#### Quoted passage

Candice Pool Neistat isn’t afraid to shake things up.

Career
This Jewelry Designer Is Trading In Diamonds for Designing Stickers

After spending a few minutes with Candice Pool Neistat, it’s surprising that anything could make the New York-based jewelry designer blush—she’s got the casual, devil-may-care confidence that’s befitting of a self-made businesswoman—but while posing for our photographer, she buried her face in her hands, laughing, before gamely climbing onto the fire escape for the next shot. It’s difficult for her to feel so camera-shy elsewhere in her life, since her husband, filmmaker Casey Neistat, often includes her in the videos he posts to millions of subscribers on YouTube. Unsurprisingly, the founder and head of Finn Jewelry is a powerhouse all her own, having started the label when she was a 23-year-old Texas transplant.

“I had a summer internship, and I was bored. I made these leather cuffs and sold them to Patricia Field’s store. They sold out twice and were in Cosmo. Then I moved here.” After meeting a friend while bartending in New York, the two decided to launch their own jewelry line, Finn, armed with nothing but a small loan from her father and a handful of stolen pens. Sixteen years later and now the sole owner, she began to realize that the label no longer reflected the woman she has become. “The aesthetic is very much what I was—pink everything and champagne everything and ‘let’s go to Raouls and have steak au poivre and spend all our money on champagne’. Now I’m 39 and have a kid, and it’s just not who I am anymore. I don’t dress up to go out. I don’t put on makeup. I don’t pore over every decision like I used to.”

########

What is asked
Can you continue the profile of jewelry designer Candice Pool Neistat from the point where it stops? The source records that come next have no connection to the jewelry designer profile.

#### Given information

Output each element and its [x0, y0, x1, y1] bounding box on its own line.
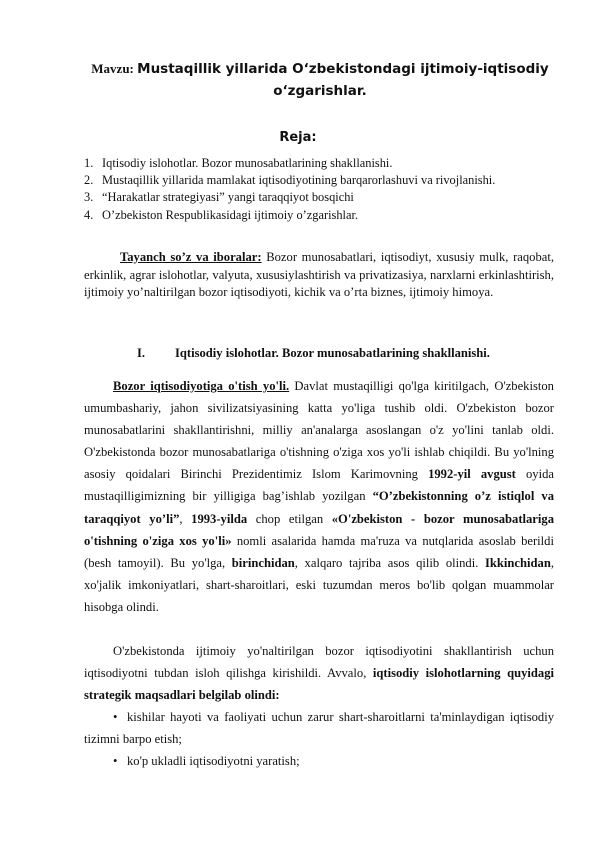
plan-item-number: 1.: [84, 156, 94, 170]
key-terms-label: Tayanch so’z va iboralar:: [120, 250, 262, 264]
plan-item-number: 3.: [84, 190, 94, 205]
section-number: I.: [137, 346, 146, 360]
plan-heading: Reja:: [279, 130, 317, 145]
bold-work-title: «O'zbekiston - bozor munosabatlariga o'tishning o'ziga xos yo'li»: [84, 511, 554, 548]
bullet-mark: •: [113, 710, 118, 724]
plan-item-text: Mustaqillik yillarida mamlakat iqtisodiyotining barqarorlashuvi va rivojlanishi.: [102, 173, 496, 188]
title-label: Mavzu:: [91, 61, 134, 76]
paragraph-text: nomli asalarida hamda ma'ruza va nutqlarida asoslab berildi (besh tamoyil). Bu yo'lga,: [84, 533, 554, 570]
paragraph-text: , xalqaro tajriba asos qilib olindi.: [294, 555, 486, 570]
document-title: [80, 58, 560, 102]
paragraph-text: , xo'jalik imkoniyatlari, shart-sharoitlari, eski tuzumdan meros bo'lib qolgan muammolar hisobga olindi.: [84, 555, 554, 614]
plan-item-number: 4.: [84, 207, 94, 222]
plan-item-text: O’zbekiston Respublikasidagi ijtimoiy o’zgarishlar.: [102, 207, 359, 222]
body-paragraph-2: [84, 640, 554, 706]
bold-date: 1992-yil avgust: [428, 467, 516, 482]
plan-item-text: “Harakatlar strategiyasi” yangi taraqqiyot bosqichi: [102, 190, 354, 205]
key-terms-text: Bozor munosabatlari, iqtisodiyt, xususiy mulk, raqobat, erkinlik, agrar islohotlar, valyuta, xususiylashtirish va privatizasiya, narxlarni erkinlashtirish, ijtimoiy yo’naltirilgan bozor iqtisodiyoti, kichik va o’rta biznes, ijtimoiy himoya.: [84, 250, 554, 299]
paragraph-text: oyida mustaqilligimizning bir yilligiga bag’ishlab yozilgan: [84, 467, 554, 504]
plan-item: [84, 155, 495, 172]
body-paragraph-1: [84, 375, 554, 618]
paragraph-text: O'zbekistonda ijtimoiy yo'naltirilgan bozor iqtisodiyotini shakllantirish uchun iqtisodiyotni tubdan isloh qilishga kirishildi. Avvalo,: [84, 644, 554, 681]
section-heading: [137, 346, 490, 361]
bold-phrase: iqtisodiy islohotlarning quyidagi strategik maqsadlari belgilab olindi:: [84, 666, 554, 703]
bullet-mark: •: [113, 754, 118, 768]
paragraph-text: Davlat mustaqilligi qo'lga kiritilgach, O'zbekiston umumbashariy, jahon sivilizatsiyasining katta yo'liga tushib oldi. O'zbekiston bozor munosabatlarini shakllantirishni, milliy an'analarga asoslangan o'z yo'lini tanlab oldi. O'zbekistonda bozor munosabatlariga o'tishning o'ziga xos yo'li ishlab chiqildi. Bu yo'lning asosiy qoidalari Birinchi Prezidentimiz Islom Karimovning: [84, 379, 554, 482]
bullet-item: [84, 706, 554, 750]
bold-work-title: “O’zbekistonning o’z istiqlol va taraqqiyot yo’li”: [84, 489, 554, 526]
title-text: Mustaqillik yillarida O‘zbekistondagi ijtimoiy-iqtisodiy o‘zgarishlar.: [137, 61, 549, 99]
plan-item: [84, 189, 495, 206]
section-title: Iqtisodiy islohotlar. Bozor munosabatlarining shakllanishi.: [175, 346, 490, 360]
bold-ordinal: Ikkinchidan: [485, 555, 551, 570]
plan-item: [84, 207, 495, 224]
bullet-item: [84, 750, 554, 772]
paragraph-text: chop etilgan: [247, 511, 332, 526]
paragraph-text: ,: [179, 511, 192, 526]
plan-item: [84, 172, 495, 189]
plan-item-number: 2.: [84, 173, 94, 188]
plan-list: [84, 155, 495, 224]
bold-year: 1993-yilda: [191, 511, 248, 526]
bullet-text: ko'p ukladli iqtisodiyotni yaratish;: [127, 754, 300, 768]
bold-ordinal: birinchidan: [231, 555, 295, 570]
key-terms-paragraph: [84, 249, 554, 302]
paragraph-lead: Bozor iqtisodiyotiga o'tish yo'li.: [113, 379, 290, 393]
plan-item-text: Iqtisodiy islohotlar. Bozor munosabatlarining shakllanishi.: [102, 156, 393, 170]
bullet-text: kishilar hayoti va faoliyati uchun zarur shart-sharoitlarni ta'minlaydigan iqtisodiy tizimni barpo etish;: [84, 710, 554, 747]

########

Task result
 


She eventually grew frustrated that the company felt less like a creative outlet and more like a job, and knew it was time create something else. “When I first started the idea for Billy! it was going to be a little bit higher-end, like the one perfect cashmere sweater, and the one perfect gold necklace.” Because of her husband’s vast YouTube following, she soon found dozens of girls commenting on her site, telling her how much they wished they could afford her Finn pieces. Casey advised her, “You have this opportunity to speak to a whole bunch of people that connect with you—do it.” She then decided to shift the company’s focus. “I went from 18 karat to 14 karat, no wholesale, only online so I can cut costs. It’s like a one-and-done kind of jewelry brand. One necklace, one t-shirt. If you can’t afford the necklace, then get the t-shirt.”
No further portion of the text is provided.